Task prompt: Which lines below hold the word "Total"? Copy all of them.

** start of Input rows **

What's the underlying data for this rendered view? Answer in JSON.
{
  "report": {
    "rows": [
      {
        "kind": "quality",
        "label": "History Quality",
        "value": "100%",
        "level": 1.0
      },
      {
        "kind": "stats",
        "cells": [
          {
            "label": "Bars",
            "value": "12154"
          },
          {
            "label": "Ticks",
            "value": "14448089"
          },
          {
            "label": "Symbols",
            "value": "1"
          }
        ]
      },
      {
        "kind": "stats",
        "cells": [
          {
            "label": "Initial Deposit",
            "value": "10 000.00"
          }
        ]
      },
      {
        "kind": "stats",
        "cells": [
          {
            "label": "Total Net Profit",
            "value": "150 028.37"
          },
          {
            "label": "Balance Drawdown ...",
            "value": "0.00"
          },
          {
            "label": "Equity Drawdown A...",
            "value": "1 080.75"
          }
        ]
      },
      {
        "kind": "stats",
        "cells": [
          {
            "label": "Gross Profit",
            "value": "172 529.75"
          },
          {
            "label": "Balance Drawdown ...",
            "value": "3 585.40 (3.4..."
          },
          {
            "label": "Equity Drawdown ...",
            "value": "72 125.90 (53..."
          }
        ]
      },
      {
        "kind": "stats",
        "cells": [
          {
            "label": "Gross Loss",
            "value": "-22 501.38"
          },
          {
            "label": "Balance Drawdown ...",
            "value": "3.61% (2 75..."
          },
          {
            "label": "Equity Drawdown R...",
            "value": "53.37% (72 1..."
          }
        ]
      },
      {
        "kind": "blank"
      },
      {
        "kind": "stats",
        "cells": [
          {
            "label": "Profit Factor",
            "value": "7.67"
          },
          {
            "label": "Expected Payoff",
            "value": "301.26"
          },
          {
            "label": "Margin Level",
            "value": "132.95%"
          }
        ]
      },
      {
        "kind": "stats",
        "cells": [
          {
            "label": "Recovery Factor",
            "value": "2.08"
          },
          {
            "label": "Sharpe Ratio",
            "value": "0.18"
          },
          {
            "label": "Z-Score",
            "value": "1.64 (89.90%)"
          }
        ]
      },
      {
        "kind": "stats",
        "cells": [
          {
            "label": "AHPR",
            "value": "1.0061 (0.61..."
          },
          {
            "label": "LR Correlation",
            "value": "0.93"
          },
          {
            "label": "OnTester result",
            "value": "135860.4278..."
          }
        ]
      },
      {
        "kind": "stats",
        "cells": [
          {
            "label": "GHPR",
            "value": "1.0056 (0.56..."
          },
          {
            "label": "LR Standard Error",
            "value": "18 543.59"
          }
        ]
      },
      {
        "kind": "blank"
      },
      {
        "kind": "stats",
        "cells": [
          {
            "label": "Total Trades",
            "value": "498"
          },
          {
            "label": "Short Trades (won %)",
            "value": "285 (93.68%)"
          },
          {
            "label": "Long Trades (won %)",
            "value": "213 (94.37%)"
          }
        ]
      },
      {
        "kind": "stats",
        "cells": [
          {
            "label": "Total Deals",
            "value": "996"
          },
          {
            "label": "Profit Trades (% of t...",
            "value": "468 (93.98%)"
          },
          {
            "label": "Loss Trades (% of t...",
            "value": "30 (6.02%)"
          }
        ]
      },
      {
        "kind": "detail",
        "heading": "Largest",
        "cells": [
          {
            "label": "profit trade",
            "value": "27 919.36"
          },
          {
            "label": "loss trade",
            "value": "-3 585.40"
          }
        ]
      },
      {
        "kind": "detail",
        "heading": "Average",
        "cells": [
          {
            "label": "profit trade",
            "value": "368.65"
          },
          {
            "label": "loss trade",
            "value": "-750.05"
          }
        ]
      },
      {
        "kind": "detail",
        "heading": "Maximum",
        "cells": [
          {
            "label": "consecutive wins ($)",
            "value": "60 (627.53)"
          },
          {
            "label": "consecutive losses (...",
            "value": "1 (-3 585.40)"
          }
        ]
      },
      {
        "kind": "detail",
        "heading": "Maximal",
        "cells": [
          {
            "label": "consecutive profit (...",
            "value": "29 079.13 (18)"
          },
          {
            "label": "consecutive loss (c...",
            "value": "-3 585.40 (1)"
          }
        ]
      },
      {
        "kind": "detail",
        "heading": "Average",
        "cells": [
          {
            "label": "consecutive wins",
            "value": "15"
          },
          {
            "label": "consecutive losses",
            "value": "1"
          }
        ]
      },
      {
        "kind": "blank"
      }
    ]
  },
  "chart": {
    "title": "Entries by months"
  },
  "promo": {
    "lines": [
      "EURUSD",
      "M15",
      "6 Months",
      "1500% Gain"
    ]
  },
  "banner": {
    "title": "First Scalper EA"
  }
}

** end of Input rows **

Output for this task:
            "label": "Total Net Profit",
            "label": "Total Trades",
            "label": "Total Deals",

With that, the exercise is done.